Please print every record below exactly as it appears.

**AVAILABLE DATA:**
****************

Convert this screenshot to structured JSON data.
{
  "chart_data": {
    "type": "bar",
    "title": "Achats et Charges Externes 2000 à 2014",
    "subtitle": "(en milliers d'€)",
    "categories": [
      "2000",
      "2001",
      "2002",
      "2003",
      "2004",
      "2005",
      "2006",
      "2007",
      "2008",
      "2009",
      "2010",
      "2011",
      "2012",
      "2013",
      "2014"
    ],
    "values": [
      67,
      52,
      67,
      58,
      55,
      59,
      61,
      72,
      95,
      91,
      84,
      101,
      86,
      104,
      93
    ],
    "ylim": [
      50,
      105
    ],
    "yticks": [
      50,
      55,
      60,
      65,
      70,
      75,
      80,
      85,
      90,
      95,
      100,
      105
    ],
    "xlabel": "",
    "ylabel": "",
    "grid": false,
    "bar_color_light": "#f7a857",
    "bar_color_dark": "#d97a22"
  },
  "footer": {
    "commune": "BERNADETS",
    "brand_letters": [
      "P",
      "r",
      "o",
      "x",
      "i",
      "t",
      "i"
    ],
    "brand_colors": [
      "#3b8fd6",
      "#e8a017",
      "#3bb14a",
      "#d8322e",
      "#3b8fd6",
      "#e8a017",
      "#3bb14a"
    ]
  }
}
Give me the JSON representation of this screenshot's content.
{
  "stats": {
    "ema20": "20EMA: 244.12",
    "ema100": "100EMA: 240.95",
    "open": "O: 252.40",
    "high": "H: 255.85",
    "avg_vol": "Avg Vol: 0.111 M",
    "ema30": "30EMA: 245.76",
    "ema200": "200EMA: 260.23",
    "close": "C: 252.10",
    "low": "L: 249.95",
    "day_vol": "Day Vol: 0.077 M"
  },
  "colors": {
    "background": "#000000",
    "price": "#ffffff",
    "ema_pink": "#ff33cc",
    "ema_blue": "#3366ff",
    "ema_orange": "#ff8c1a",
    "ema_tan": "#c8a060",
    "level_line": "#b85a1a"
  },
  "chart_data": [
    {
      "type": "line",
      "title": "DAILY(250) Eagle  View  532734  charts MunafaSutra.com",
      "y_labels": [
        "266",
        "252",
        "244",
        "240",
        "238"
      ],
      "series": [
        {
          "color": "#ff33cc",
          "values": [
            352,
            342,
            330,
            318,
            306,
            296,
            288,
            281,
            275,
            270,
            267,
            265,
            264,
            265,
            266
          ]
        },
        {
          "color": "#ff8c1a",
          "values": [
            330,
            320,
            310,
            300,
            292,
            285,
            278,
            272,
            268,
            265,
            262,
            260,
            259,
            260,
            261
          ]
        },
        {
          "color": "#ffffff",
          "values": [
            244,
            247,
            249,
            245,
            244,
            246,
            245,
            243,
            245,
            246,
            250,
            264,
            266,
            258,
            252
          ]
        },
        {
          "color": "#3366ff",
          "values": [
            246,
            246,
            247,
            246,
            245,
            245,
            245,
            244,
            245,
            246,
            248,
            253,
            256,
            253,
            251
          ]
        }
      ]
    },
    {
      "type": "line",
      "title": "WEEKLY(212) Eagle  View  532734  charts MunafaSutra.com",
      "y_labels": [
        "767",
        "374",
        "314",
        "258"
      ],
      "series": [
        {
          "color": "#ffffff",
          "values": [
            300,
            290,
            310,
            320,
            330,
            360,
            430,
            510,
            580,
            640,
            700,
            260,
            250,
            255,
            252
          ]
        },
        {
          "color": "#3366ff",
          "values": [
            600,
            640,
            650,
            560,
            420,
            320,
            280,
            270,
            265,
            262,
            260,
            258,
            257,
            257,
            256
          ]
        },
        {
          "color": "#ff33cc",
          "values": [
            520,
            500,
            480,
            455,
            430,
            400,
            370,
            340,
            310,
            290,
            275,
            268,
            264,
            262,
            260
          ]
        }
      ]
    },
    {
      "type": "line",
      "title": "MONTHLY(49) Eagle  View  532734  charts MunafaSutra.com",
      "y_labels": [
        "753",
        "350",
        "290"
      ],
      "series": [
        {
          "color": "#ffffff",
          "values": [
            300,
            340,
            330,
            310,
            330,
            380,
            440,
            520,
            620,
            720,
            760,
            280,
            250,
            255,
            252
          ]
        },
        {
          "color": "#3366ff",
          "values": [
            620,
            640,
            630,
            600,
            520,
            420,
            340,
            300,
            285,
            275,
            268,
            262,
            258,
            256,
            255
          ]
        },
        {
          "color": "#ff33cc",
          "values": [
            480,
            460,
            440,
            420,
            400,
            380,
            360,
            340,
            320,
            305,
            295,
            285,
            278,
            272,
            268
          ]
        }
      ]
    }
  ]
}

****************

**COMPLETE ANSWER:**
Convert this screenshot to structured JSON data.
{
  "chart_data": {
    "type": "bar",
    "title": "Achats et Charges Externes 2000 à 2014",
    "subtitle": "(en milliers d'€)",
    "categories": [
      "2000",
      "2001",
      "2002",
      "2003",
      "2004",
      "2005",
      "2006",
      "2007",
      "2008",
      "2009",
      "2010",
      "2011",
      "2012",
      "2013",
      "2014"
    ],
    "values": [
      67,
      52,
      67,
      58,
      55,
      59,
      61,
      72,
      95,
      91,
      84,
      101,
      86,
      104,
      93
    ],
    "ylim": [
      50,
      105
    ],
    "yticks": [
      50,
      55,
      60,
      65,
      70,
      75,
      80,
      85,
      90,
      95,
      100,
      105
    ],
    "xlabel": "",
    "ylabel": "",
    "grid": false,
    "bar_color_light": "#f7a857",
    "bar_color_dark": "#d97a22"
  },
  "footer": {
    "commune": "BERNADETS",
    "brand_letters": [
      "P",
      "r",
      "o",
      "x",
      "i",
      "t",
      "i"
    ],
    "brand_colors": [
      "#3b8fd6",
      "#e8a017",
      "#3bb14a",
      "#d8322e",
      "#3b8fd6",
      "#e8a017",
      "#3bb14a"
    ]
  }
}
Give me the JSON representation of this screenshot's content.
{
  "stats": {
    "ema20": "20EMA: 244.12",
    "ema100": "100EMA: 240.95",
    "open": "O: 252.40",
    "high": "H: 255.85",
    "avg_vol": "Avg Vol: 0.111 M",
    "ema30": "30EMA: 245.76",
    "ema200": "200EMA: 260.23",
    "close": "C: 252.10",
    "low": "L: 249.95",
    "day_vol": "Day Vol: 0.077 M"
  },
  "colors": {
    "background": "#000000",
    "price": "#ffffff",
    "ema_pink": "#ff33cc",
    "ema_blue": "#3366ff",
    "ema_orange": "#ff8c1a",
    "ema_tan": "#c8a060",
    "level_line": "#b85a1a"
  },
  "chart_data": [
    {
      "type": "line",
      "title": "DAILY(250) Eagle  View  532734  charts MunafaSutra.com",
      "y_labels": [
        "266",
        "252",
        "244",
        "240",
        "238"
      ],
      "series": [
        {
          "color": "#ff33cc",
          "values": [
            352,
            342,
            330,
            318,
            306,
            296,
            288,
            281,
            275,
            270,
            267,
            265,
            264,
            265,
            266
          ]
        },
        {
          "color": "#ff8c1a",
          "values": [
            330,
            320,
            310,
            300,
            292,
            285,
            278,
            272,
            268,
            265,
            262,
            260,
            259,
            260,
            261
          ]
        },
        {
          "color": "#ffffff",
          "values": [
            244,
            247,
            249,
            245,
            244,
            246,
            245,
            243,
            245,
            246,
            250,
            264,
            266,
            258,
            252
          ]
        },
        {
          "color": "#3366ff",
          "values": [
            246,
            246,
            247,
            246,
            245,
            245,
            245,
            244,
            245,
            246,
            248,
            253,
            256,
            253,
            251
          ]
        }
      ]
    },
    {
      "type": "line",
      "title": "WEEKLY(212) Eagle  View  532734  charts MunafaSutra.com",
      "y_labels": [
        "767",
        "374",
        "314",
        "258"
      ],
      "series": [
        {
          "color": "#ffffff",
          "values": [
            300,
            290,
            310,
            320,
            330,
            360,
            430,
            510,
            580,
            640,
            700,
            260,
            250,
            255,
            252
          ]
        },
        {
          "color": "#3366ff",
          "values": [
            600,
            640,
            650,
            560,
            420,
            320,
            280,
            270,
            265,
            262,
            260,
            258,
            257,
            257,
            256
          ]
        },
        {
          "color": "#ff33cc",
          "values": [
            520,
            500,
            480,
            455,
            430,
            400,
            370,
            340,
            310,
            290,
            275,
            268,
            264,
            262,
            260
          ]
        }
      ]
    },
    {
      "type": "line",
      "title": "MONTHLY(49) Eagle  View  532734  charts MunafaSutra.com",
      "y_labels": [
        "753",
        "350",
        "290"
      ],
      "series": [
        {
          "color": "#ffffff",
          "values": [
            300,
            340,
            330,
            310,
            330,
            380,
            440,
            520,
            620,
            720,
            760,
            280,
            250,
            255,
            252
          ]
        },
        {
          "color": "#3366ff",
          "values": [
            620,
            640,
            630,
            600,
            520,
            420,
            340,
            300,
            285,
            275,
            268,
            262,
            258,
            256,
            255
          ]
        },
        {
          "color": "#ff33cc",
          "values": [
            480,
            460,
            440,
            420,
            400,
            380,
            360,
            340,
            320,
            305,
            295,
            285,
            278,
            272,
            268
          ]
        }
      ]
    }
  ]
}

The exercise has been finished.